§ VOTRE TRAVAIL
**1)** Recopiez tout le passage de l'article sur le girofle à Ngazidja, depuis « Introduit à l’époque » jusqu'à « concentration à Ngazidja. ».
**2)** Dans l'article sur le girofle à Ngazidja, transformez en liste le paragraphe qui commence par « Introduit à l'époque coloniale » en gardant ses faits principaux.
**3)** Poursuivez l'article sur le girofle à Ngazidja après sa dernière phrase.

§ TEXTE FOURNI
==========

Malgré un potentiel réel et une présence sur l’ensemble du territoire comorien, la production de girofle à Ngazidja reste faible. Entre contraintes naturelles, désintérêt des producteurs et manque de valorisation, les acteurs de la filière appellent à une relance structurée.

 

Introduit à l’époque coloniale, le girofle fait partie de ces cultures d’exportation qui ont longtemps façonné l’économie agricole des Comores. Mais à Ngazidja, cette filière semble aujourd’hui marquer le pas. Moins investie que dans les autres îles, elle peine à mobiliser les producteurs, malgré des conditions pourtant favorables dans plusieurs régions.Questionné à ce sujet, le président de la coopérative Unono wa Karanfu, Said Soeufou Elhad, également délégué de la filière girofle dans la région de Hambuu, rappelle qu’une étude a identifié quatre zones de forte concentration à Ngazidja.

==========

§ DONNÉES FOURNIES
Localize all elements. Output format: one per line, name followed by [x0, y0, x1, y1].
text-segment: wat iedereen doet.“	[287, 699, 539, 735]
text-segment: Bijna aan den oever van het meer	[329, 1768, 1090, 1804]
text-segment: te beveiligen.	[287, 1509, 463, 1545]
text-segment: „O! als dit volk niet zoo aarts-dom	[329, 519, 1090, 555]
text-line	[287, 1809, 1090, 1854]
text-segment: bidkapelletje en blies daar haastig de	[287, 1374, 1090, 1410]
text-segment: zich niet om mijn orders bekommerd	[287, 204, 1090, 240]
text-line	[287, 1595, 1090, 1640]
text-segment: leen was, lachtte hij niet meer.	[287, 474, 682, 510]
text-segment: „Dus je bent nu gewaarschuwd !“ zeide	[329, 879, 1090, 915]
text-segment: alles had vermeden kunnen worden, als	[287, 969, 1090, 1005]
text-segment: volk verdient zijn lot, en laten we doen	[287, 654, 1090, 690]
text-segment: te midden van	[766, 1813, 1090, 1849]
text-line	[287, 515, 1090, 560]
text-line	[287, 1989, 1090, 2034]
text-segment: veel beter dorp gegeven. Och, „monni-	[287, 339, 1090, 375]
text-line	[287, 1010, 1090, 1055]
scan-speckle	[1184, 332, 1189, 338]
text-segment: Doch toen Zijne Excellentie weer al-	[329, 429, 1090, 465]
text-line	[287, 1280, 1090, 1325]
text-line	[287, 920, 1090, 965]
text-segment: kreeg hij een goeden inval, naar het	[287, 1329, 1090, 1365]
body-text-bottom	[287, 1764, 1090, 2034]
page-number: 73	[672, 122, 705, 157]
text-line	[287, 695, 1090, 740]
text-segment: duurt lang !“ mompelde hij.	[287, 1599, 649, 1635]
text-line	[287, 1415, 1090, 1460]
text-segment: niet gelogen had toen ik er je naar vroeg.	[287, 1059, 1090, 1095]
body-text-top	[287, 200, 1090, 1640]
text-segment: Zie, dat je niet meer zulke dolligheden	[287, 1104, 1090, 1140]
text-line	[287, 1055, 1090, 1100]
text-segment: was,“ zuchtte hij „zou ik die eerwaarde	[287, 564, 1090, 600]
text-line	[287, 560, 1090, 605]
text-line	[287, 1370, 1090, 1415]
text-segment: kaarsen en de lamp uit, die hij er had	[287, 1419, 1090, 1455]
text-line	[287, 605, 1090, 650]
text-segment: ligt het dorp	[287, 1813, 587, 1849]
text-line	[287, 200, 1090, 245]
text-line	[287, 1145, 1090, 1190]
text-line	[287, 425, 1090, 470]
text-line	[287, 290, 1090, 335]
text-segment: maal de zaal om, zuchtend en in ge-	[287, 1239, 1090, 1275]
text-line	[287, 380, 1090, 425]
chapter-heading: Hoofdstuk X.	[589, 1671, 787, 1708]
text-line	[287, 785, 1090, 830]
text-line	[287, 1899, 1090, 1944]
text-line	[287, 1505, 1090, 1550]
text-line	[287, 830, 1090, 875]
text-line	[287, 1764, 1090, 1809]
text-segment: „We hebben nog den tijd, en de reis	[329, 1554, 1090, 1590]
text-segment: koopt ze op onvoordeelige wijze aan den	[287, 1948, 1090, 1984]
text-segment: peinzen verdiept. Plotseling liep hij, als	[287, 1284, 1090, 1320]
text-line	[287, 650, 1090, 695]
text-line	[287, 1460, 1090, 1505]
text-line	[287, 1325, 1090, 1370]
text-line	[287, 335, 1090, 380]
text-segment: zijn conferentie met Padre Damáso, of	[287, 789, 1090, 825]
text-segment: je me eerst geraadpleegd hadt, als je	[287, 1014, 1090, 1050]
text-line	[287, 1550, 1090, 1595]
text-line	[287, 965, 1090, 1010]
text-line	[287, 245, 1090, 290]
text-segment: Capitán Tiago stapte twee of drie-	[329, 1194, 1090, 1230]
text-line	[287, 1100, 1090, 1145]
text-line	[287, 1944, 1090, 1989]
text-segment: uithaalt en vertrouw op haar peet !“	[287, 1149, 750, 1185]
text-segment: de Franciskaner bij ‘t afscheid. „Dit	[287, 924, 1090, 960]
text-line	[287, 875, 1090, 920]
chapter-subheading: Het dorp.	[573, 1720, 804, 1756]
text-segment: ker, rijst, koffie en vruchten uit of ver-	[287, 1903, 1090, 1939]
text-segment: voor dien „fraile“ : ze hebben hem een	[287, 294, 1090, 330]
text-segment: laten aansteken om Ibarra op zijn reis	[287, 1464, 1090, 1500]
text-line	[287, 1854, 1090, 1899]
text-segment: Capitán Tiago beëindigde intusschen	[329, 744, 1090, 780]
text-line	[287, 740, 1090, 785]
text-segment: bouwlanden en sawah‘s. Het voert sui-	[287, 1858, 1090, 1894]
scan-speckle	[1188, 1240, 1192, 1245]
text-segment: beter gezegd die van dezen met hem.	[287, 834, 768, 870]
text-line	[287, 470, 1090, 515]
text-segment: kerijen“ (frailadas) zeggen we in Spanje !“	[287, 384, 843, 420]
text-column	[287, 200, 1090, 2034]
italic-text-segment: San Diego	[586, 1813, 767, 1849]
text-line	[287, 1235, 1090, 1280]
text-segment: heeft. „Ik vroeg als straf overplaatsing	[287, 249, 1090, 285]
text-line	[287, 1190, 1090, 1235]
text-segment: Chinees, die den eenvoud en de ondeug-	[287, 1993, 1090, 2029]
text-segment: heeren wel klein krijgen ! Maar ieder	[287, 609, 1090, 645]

==========

§ RÉSULTATS ATTENDUS
**1)**
Introduit à l’époque coloniale, le girofle fait partie de ces cultures d’exportation qui ont longtemps façonné l’économie agricole des Comores. Mais à Ngazidja, cette filière semble aujourd’hui marquer le pas. Moins investie que dans les autres îles, elle peine à mobiliser les producteurs, malgré des conditions pourtant favorables dans plusieurs régions.Questionné à ce sujet, le président de la coopérative Unono wa Karanfu, Said Soeufou Elhad, également délégué de la filière girofle dans la région de Hambuu, rappelle qu’une étude a identifié quatre zones de forte concentration à Ngazidja.

**2)**
- Le girofle a été introduit à l'époque coloniale. C'est une culture d'exportation qui a longtemps façonné l'économie agricole des Comores.
- À Ngazidja, la filière marque aujourd'hui le pas. Elle est moins investie que dans les autres îles et peine à mobiliser les producteurs, malgré des conditions favorables dans plusieurs régions.
- Said Soeufou Elhad préside la coopérative Unono wa Karanfu et représente la filière girofle dans la région de Hambuu. Il rappelle qu'une étude a identifié quatre zones de forte concentration à Ngazidja.

**3)**
«Normalement des régions comme Mbadjini Ouest, Hambuu, Bambao ya Hari et Bambao ya Juwu peuvent produire beaucoup de girofle», explique-t-il, mentionnant toutefois une présence massive qui ne se traduit pas par une production significative. Selon lui, plusieurs facteurs expliquent ce désintérêt. «Tout cela est due aux débordements des sources et à la négligence quant à l’entretien des plantations», a-t-il souligné, avant de poursuivre : «Dans certaines zones, les girofliers sont laissés et livrés à eux-mêmes, faute de suivi régulier». Le président d’Unono Wa Nkaranfu note également qu’au-delà de ces contraintes naturelles, s’ajoute un problème économique. «Les producteurs sont découragés par le manque de valorisation des prix à Ngazidja par rapport aux autres îles», poursuit-il. A l’en croire, au-delà des difficultés, c’est toute la filière, peu structurée, qui est en question.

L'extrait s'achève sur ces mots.